• Written exercise:
Each entry below must be repeated exactly, with pictures left out.

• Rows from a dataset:
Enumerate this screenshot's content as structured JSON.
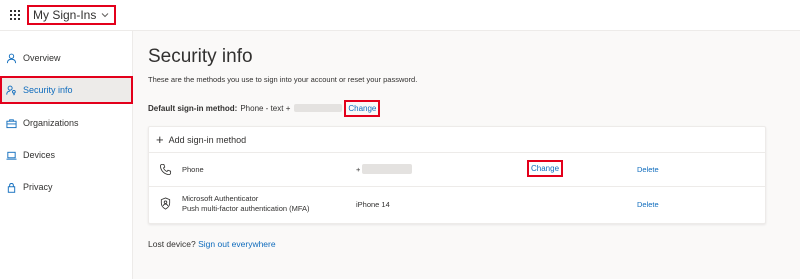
{
  "header": {
    "app_title": "My Sign-Ins",
    "icons": {
      "waffle": "app-launcher-icon",
      "chevron": "chevron-down-icon"
    }
  },
  "sidebar": {
    "items": [
      {
        "label": "Overview",
        "icon": "person-icon",
        "active": false
      },
      {
        "label": "Security info",
        "icon": "person-key-icon",
        "active": true
      },
      {
        "label": "Organizations",
        "icon": "briefcase-icon",
        "active": false
      },
      {
        "label": "Devices",
        "icon": "laptop-icon",
        "active": false
      },
      {
        "label": "Privacy",
        "icon": "lock-icon",
        "active": false
      }
    ]
  },
  "main": {
    "title": "Security info",
    "subtitle": "These are the methods you use to sign into your account or reset your password.",
    "default_method": {
      "label": "Default sign-in method:",
      "value": "Phone - text +",
      "change_label": "Change"
    },
    "add_method_label": "Add sign-in method",
    "methods": [
      {
        "icon": "phone-icon",
        "name": "Phone",
        "value": "+",
        "change_label": "Change",
        "delete_label": "Delete"
      },
      {
        "icon": "authenticator-icon",
        "name": "Microsoft Authenticator",
        "subname": "Push multi-factor authentication (MFA)",
        "value": "iPhone 14",
        "delete_label": "Delete"
      }
    ],
    "lost_device": {
      "text": "Lost device?",
      "link": "Sign out everywhere"
    }
  },
  "colors": {
    "accent": "#0f6cbd",
    "highlight_border": "#e3001b",
    "page_bg": "#faf9f8",
    "active_nav_bg": "#edebe9"
  }
}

• Response to the exercise:
Enumerate this screenshot's content as structured JSON.
{
  "header": {
    "app_title": "My Sign-Ins",
    "icons": {
      "waffle": "app-launcher-icon",
      "chevron": "chevron-down-icon"
    }
  },
  "sidebar": {
    "items": [
      {
        "label": "Overview",
        "icon": "person-icon",
        "active": false
      },
      {
        "label": "Security info",
        "icon": "person-key-icon",
        "active": true
      },
      {
        "label": "Organizations",
        "icon": "briefcase-icon",
        "active": false
      },
      {
        "label": "Devices",
        "icon": "laptop-icon",
        "active": false
      },
      {
        "label": "Privacy",
        "icon": "lock-icon",
        "active": false
      }
    ]
  },
  "main": {
    "title": "Security info",
    "subtitle": "These are the methods you use to sign into your account or reset your password.",
    "default_method": {
      "label": "Default sign-in method:",
      "value": "Phone - text +",
      "change_label": "Change"
    },
    "add_method_label": "Add sign-in method",
    "methods": [
      {
        "icon": "phone-icon",
        "name": "Phone",
        "value": "+",
        "change_label": "Change",
        "delete_label": "Delete"
      },
      {
        "icon": "authenticator-icon",
        "name": "Microsoft Authenticator",
        "subname": "Push multi-factor authentication (MFA)",
        "value": "iPhone 14",
        "delete_label": "Delete"
      }
    ],
    "lost_device": {
      "text": "Lost device?",
      "link": "Sign out everywhere"
    }
  },
  "colors": {
    "accent": "#0f6cbd",
    "highlight_border": "#e3001b",
    "page_bg": "#faf9f8",
    "active_nav_bg": "#edebe9"
  }
}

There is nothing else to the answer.